(Part of a data file)
+--

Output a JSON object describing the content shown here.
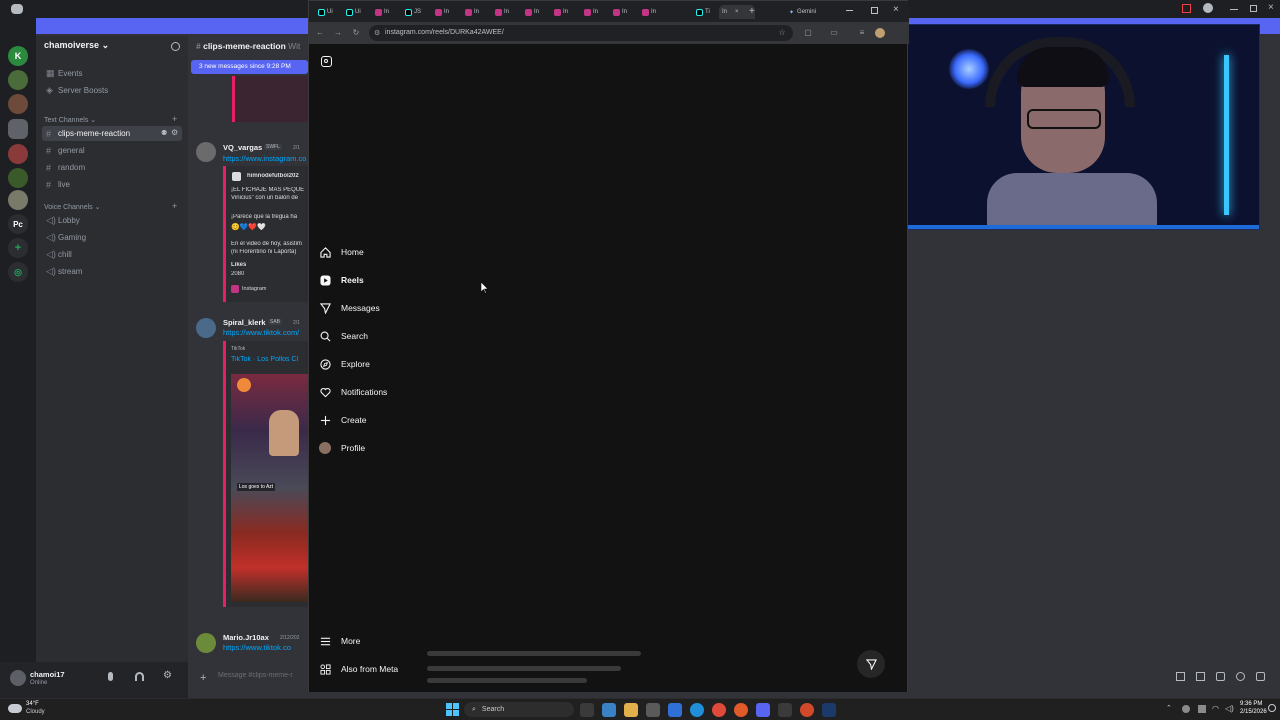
{
  "discord": {
    "server_name": "chamoiverse",
    "banner_text": "3 new messages since 9:28 PM",
    "channel_header": "clips-meme-reaction",
    "channel_header_extra": "Wit",
    "nav": [
      {
        "label": "Events",
        "icon": "calendar-icon"
      },
      {
        "label": "Server Boosts",
        "icon": "boost-icon"
      }
    ],
    "text_category": "Text Channels",
    "text_channels": [
      "clips-meme-reaction",
      "general",
      "random",
      "live"
    ],
    "voice_category": "Voice Channels",
    "voice_channels": [
      "Lobby",
      "Gaming",
      "chill",
      "stream"
    ],
    "server_rail_labels": [
      "Pc"
    ],
    "user": {
      "name": "chamoi17",
      "status": "Online"
    },
    "input_placeholder": "Message #clips-meme-r",
    "messages": [
      {
        "author": "VQ_vargas",
        "tag": "SWFL",
        "time": "2/1",
        "link": "https://www.instagram.co",
        "embed_author": "himnodefutbol202",
        "embed_lines": [
          "¡EL FICHAJE MÁS PEQUE",
          "Vinicius\" con un balón de",
          "¡Parece que la tregua ha",
          "En el video de hoy, asistim",
          "(ni Florentino ni Laporta)"
        ],
        "embed_likes_label": "Likes",
        "embed_likes": "2080",
        "embed_footer": "Instagram"
      },
      {
        "author": "Spiral_klerk",
        "tag": "SAB",
        "time": "2/1",
        "link": "https://www.tiktok.com/",
        "embed_provider": "TikTok",
        "embed_title": "TikTok · Los Pollos Cl",
        "video_caption": "Los goes to Azt"
      },
      {
        "author": "Mario.Jr10ax",
        "time": "2/12/202",
        "link": "https://www.tiktok.co"
      }
    ]
  },
  "browser": {
    "tabs": [
      {
        "label": "Ui",
        "kind": "tiktok"
      },
      {
        "label": "Ui",
        "kind": "tiktok"
      },
      {
        "label": "In",
        "kind": "instagram"
      },
      {
        "label": "JS",
        "kind": "tiktok"
      },
      {
        "label": "In",
        "kind": "instagram"
      },
      {
        "label": "In",
        "kind": "instagram"
      },
      {
        "label": "In",
        "kind": "instagram"
      },
      {
        "label": "In",
        "kind": "instagram"
      },
      {
        "label": "In",
        "kind": "instagram"
      },
      {
        "label": "In",
        "kind": "instagram"
      },
      {
        "label": "In",
        "kind": "instagram"
      },
      {
        "label": "In",
        "kind": "instagram"
      },
      {
        "label": "Ti",
        "kind": "tiktok"
      },
      {
        "label": "In",
        "kind": "instagram",
        "active": true
      }
    ],
    "other_tab": "Gemini",
    "url": "instagram.com/reels/DURKa42AWEE/"
  },
  "instagram": {
    "nav": [
      {
        "label": "Home",
        "icon": "home-icon"
      },
      {
        "label": "Reels",
        "icon": "reels-icon",
        "active": true
      },
      {
        "label": "Messages",
        "icon": "send-icon"
      },
      {
        "label": "Search",
        "icon": "search-icon"
      },
      {
        "label": "Explore",
        "icon": "compass-icon"
      },
      {
        "label": "Notifications",
        "icon": "heart-icon"
      },
      {
        "label": "Create",
        "icon": "plus-icon"
      },
      {
        "label": "Profile",
        "icon": "avatar-icon"
      }
    ],
    "bottom_nav": [
      {
        "label": "More",
        "icon": "menu-icon"
      },
      {
        "label": "Also from Meta",
        "icon": "meta-icon"
      }
    ]
  },
  "taskbar": {
    "weather_temp": "34°F",
    "weather_desc": "Cloudy",
    "search_label": "Search",
    "time": "9:36 PM",
    "date": "2/15/2026"
  },
  "colors": {
    "discord_blurple": "#5865f2",
    "discord_bg": "#313338",
    "instagram_bg": "#121212",
    "link": "#00a8fc"
  }
}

+--

What to produce
Search the records for the word "link", then list every line that has it.

Response to the exercise
        "link": "https://www.instagram.co",
        "link": "https://www.tiktok.com/",
        "link": "https://www.tiktok.co"
    "link": "#00a8fc"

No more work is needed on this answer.